(begin)

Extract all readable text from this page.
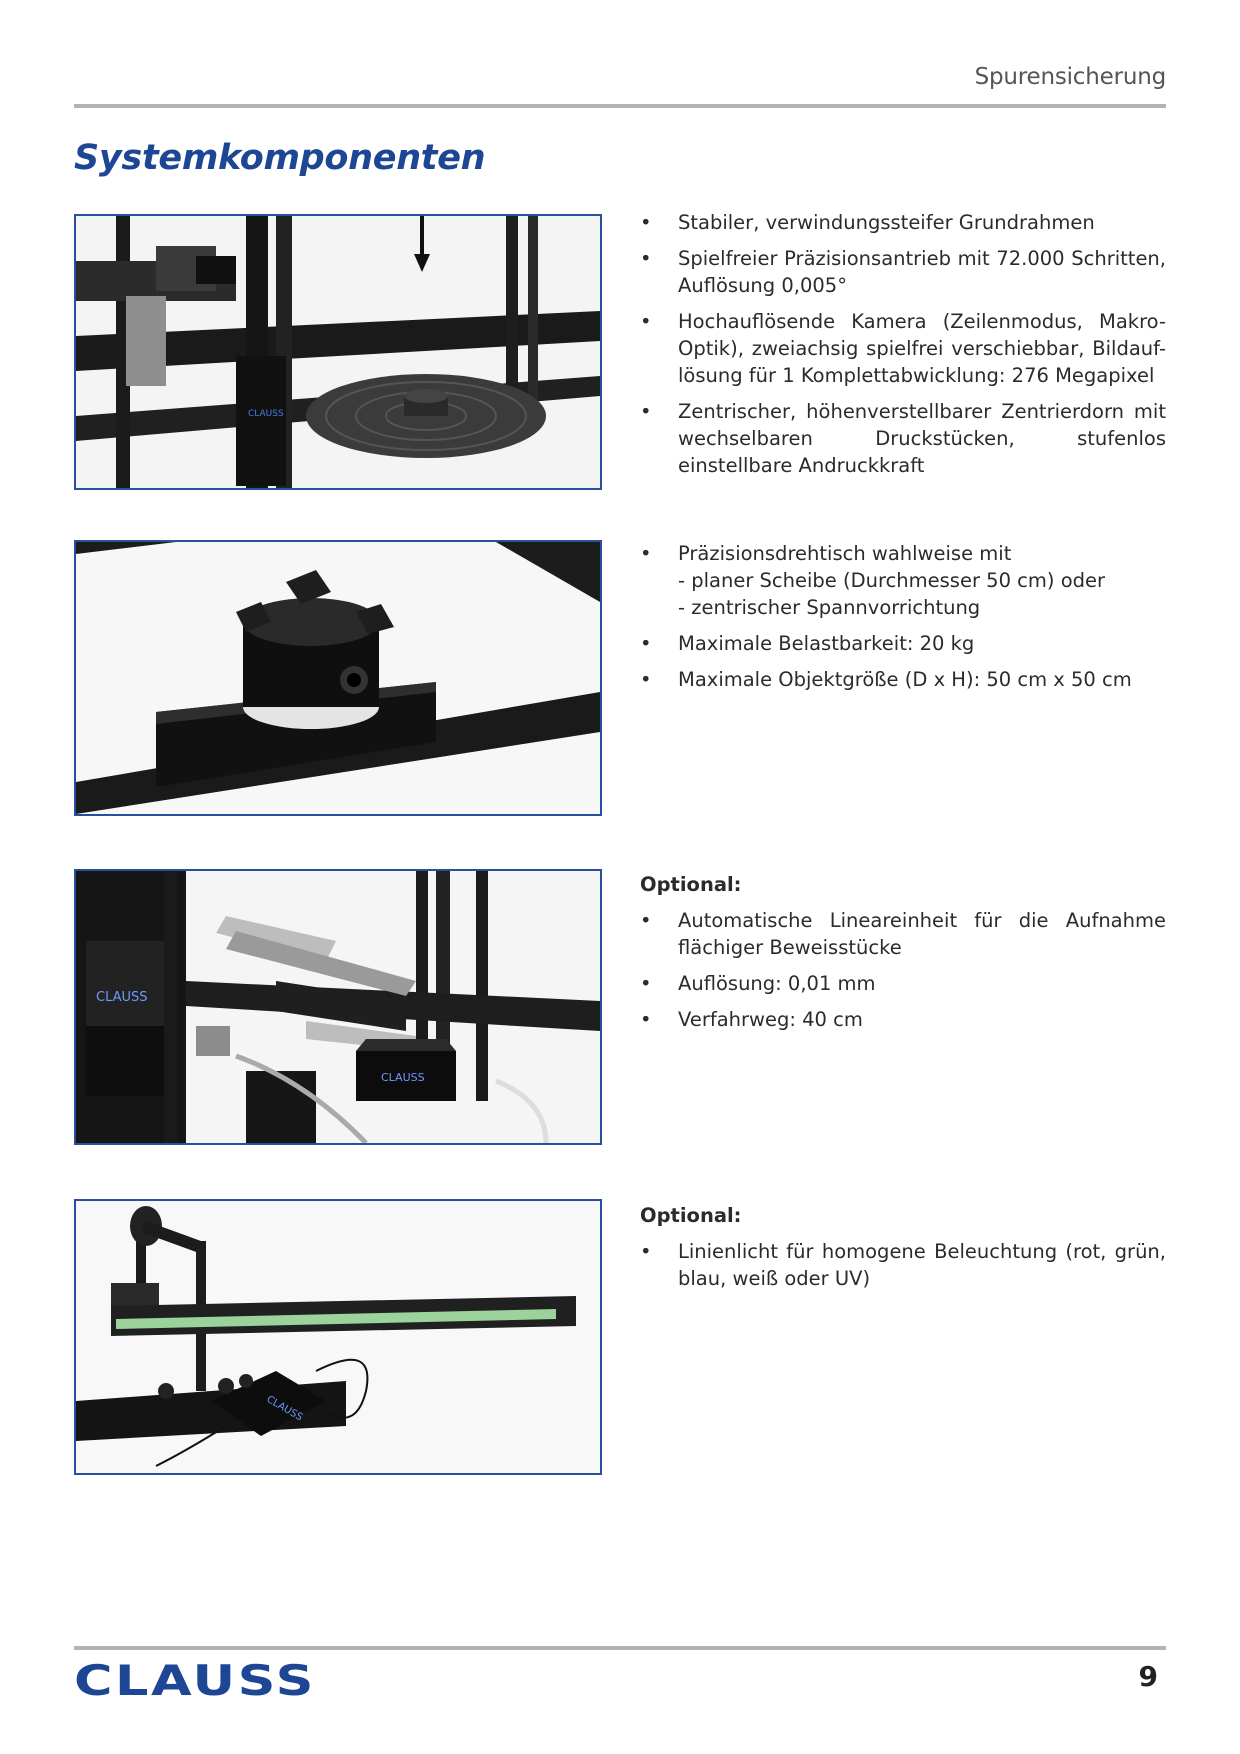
Spurensicherung
Systemkomponenten
CLAUSS
CLAUSS
CLAUSS
CLAUSS
• Stabiler, verwindungssteifer Grundrahmen
• Spielfreier Präzisionsantrieb mit 72.000 Schritten, Auflösung 0,005°
• Hochauflösende Kamera (Zeilenmodus, Makro-Optik), zweiachsig spielfrei verschiebbar, Bildauf-lösung für 1 Komplettabwicklung: 276 Megapixel
• Zentrischer, höhenverstellbarer Zentrierdorn mit wechselbaren Druckstücken, stufenlos einstellbare Andruckkraft
• Präzisionsdrehtisch wahlweise mit
- planer Scheibe (Durchmesser 50 cm) oder
- zentrischer Spannvorrichtung
• Maximale Belastbarkeit: 20 kg
• Maximale Objektgröße (D x H): 50 cm x 50 cm
Optional:
• Automatische Lineareinheit für die Aufnahme flächiger Beweisstücke
• Auflösung: 0,01 mm
• Verfahrweg: 40 cm
Optional:
• Linienlicht für homogene Beleuchtung (rot, grün, blau, weiß oder UV)
CLAUSS	9
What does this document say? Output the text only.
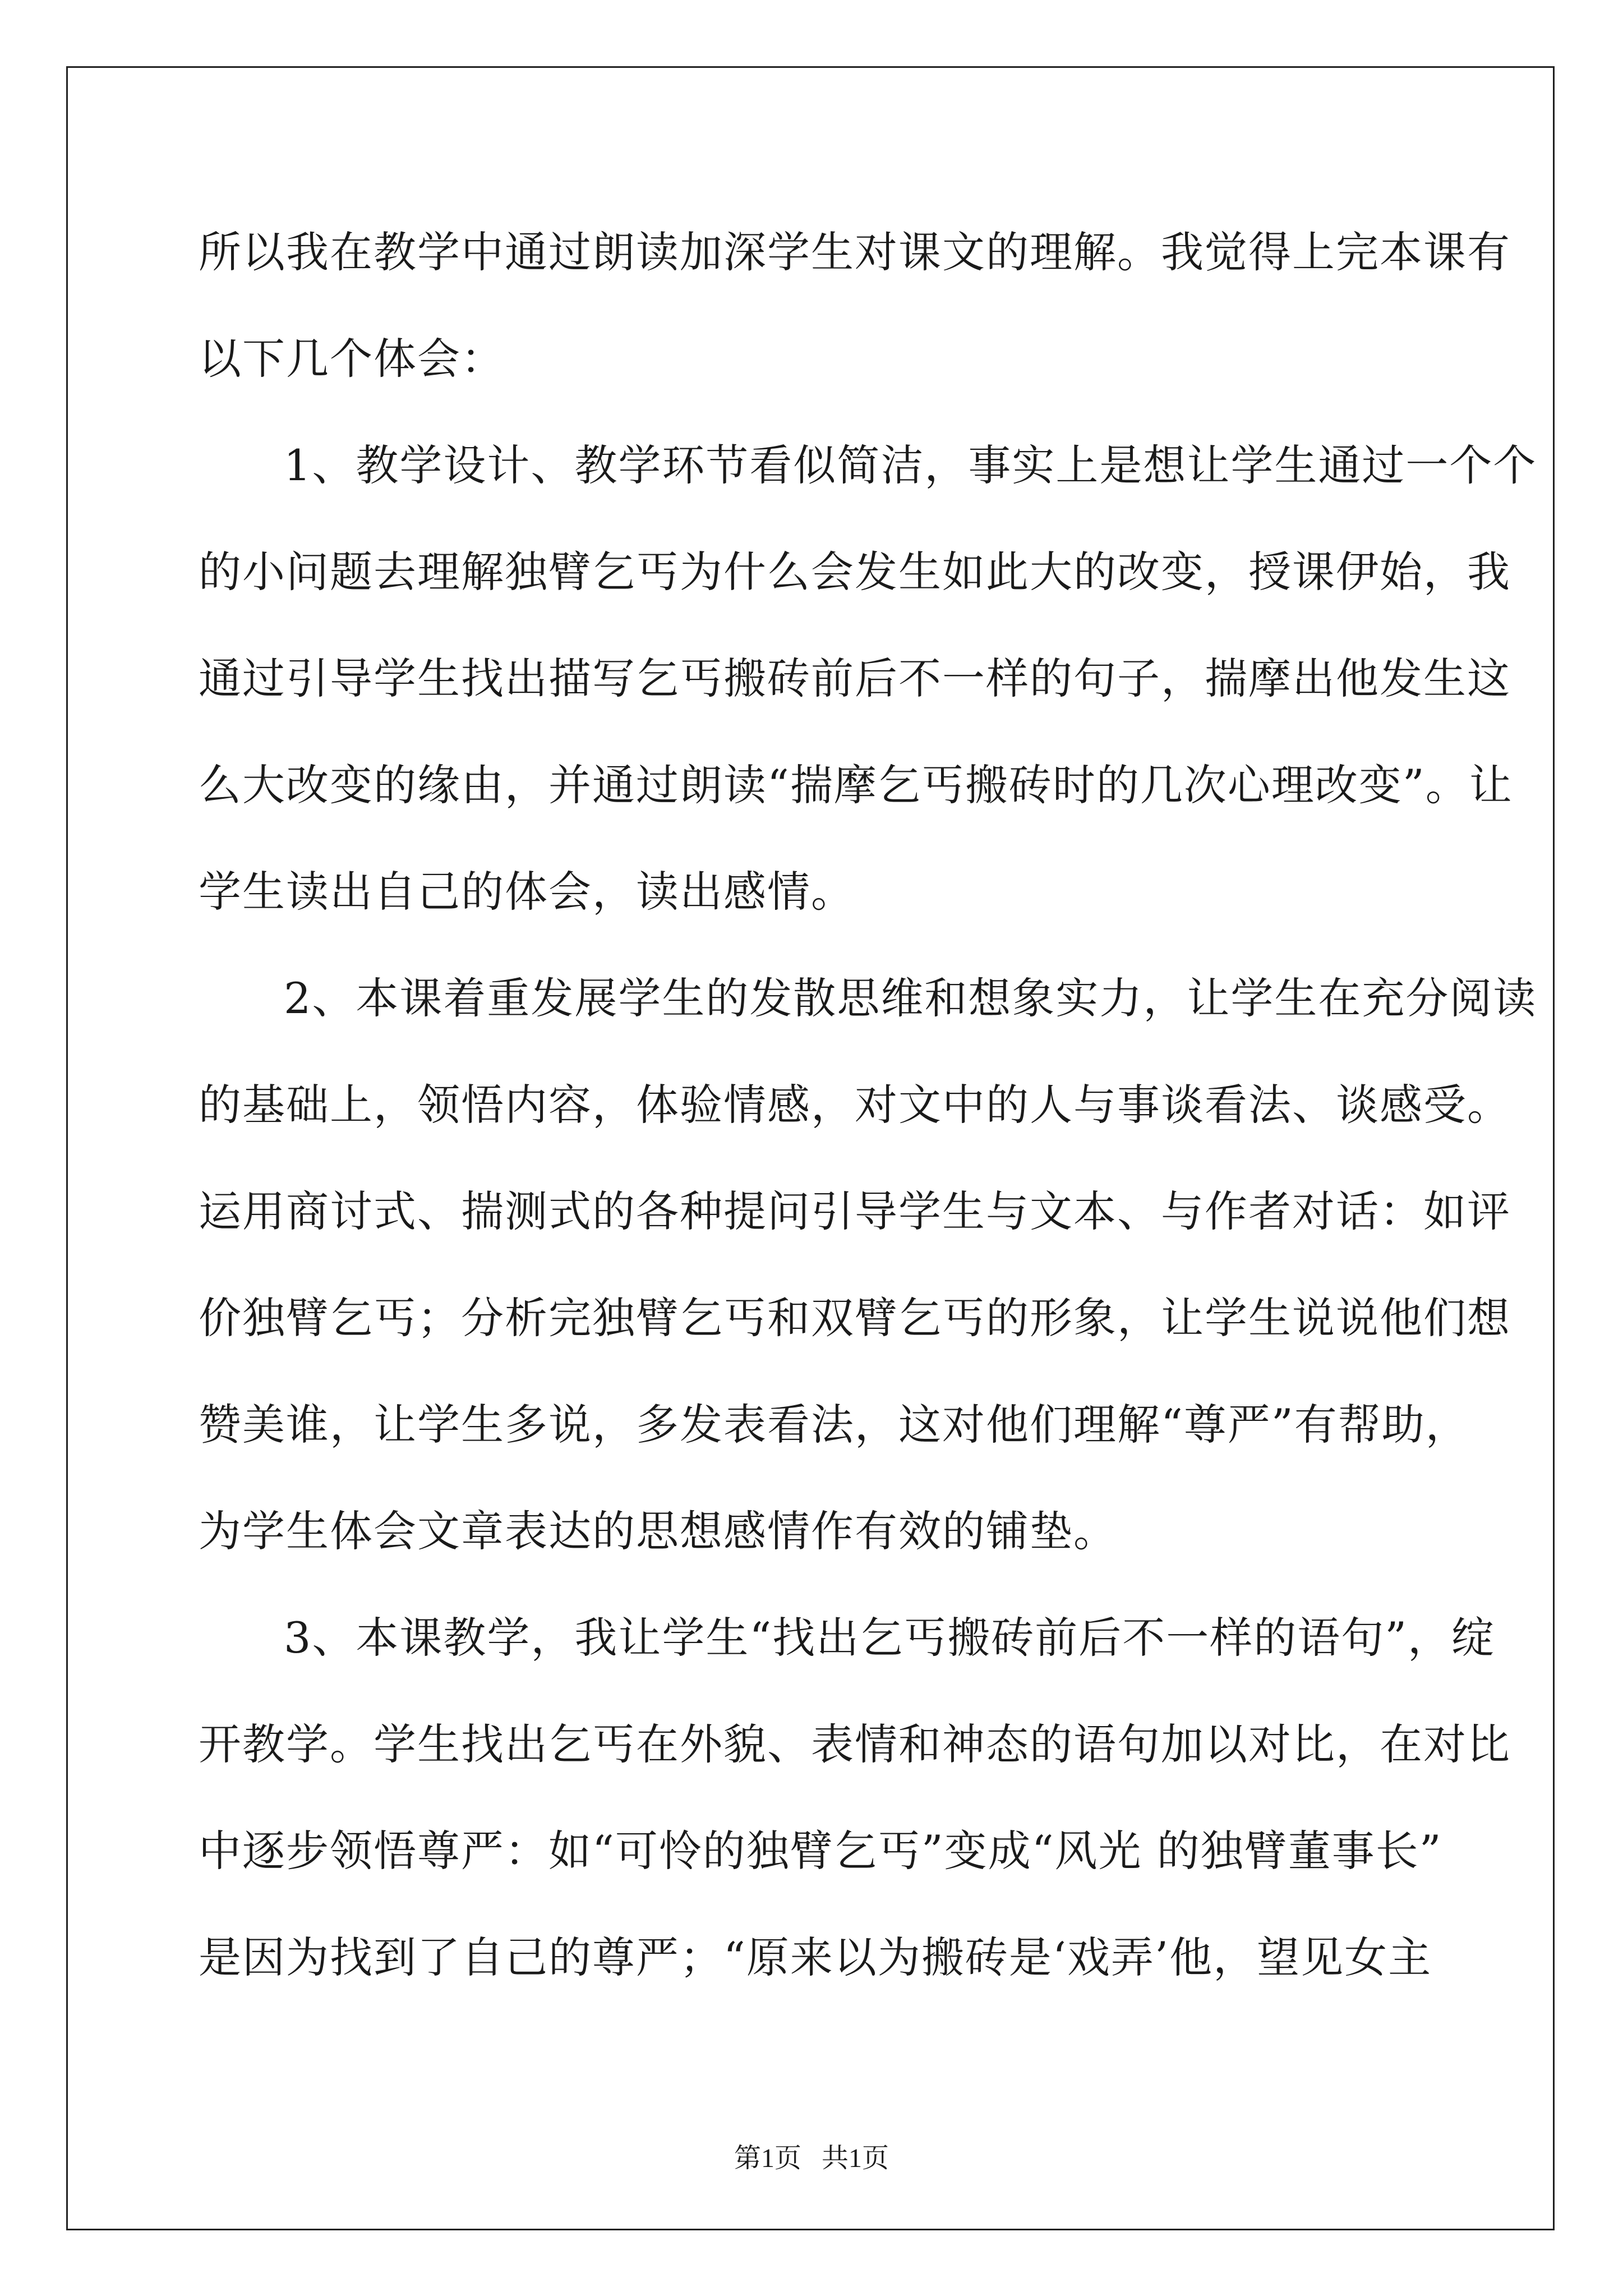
所以我在教学中通过朗读加深学生对课文的理解。我觉得上完本课有
以下几个体会：
1、教学设计、教学环节看似简洁，事实上是想让学生通过一个个
的小问题去理解独臂乞丐为什么会发生如此大的改变，授课伊始，我
通过引导学生找出描写乞丐搬砖前后不一样的句子，揣摩出他发生这
么大改变的缘由，并通过朗读“揣摩乞丐搬砖时的几次心理改变”。让
学生读出自己的体会，读出感情。
2、本课着重发展学生的发散思维和想象实力，让学生在充分阅读
的基础上，领悟内容，体验情感，对文中的人与事谈看法、谈感受。
运用商讨式、揣测式的各种提问引导学生与文本、与作者对话：如评
价独臂乞丐；分析完独臂乞丐和双臂乞丐的形象，让学生说说他们想
赞美谁，让学生多说，多发表看法，这对他们理解“尊严”有帮助，
为学生体会文章表达的思想感情作有效的铺垫。
3、本课教学，我让学生“找出乞丐搬砖前后不一样的语句”，绽
开教学。学生找出乞丐在外貌、表情和神态的语句加以对比，在对比
中逐步领悟尊严：如“可怜的独臂乞丐”变成“风光 的独臂董事长”
是因为找到了自己的尊严；“原来以为搬砖是‘戏弄’他，望见女主
第1页 共1页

(end)

Report only the count of lines that include the string "Auflösung".

Answer - 2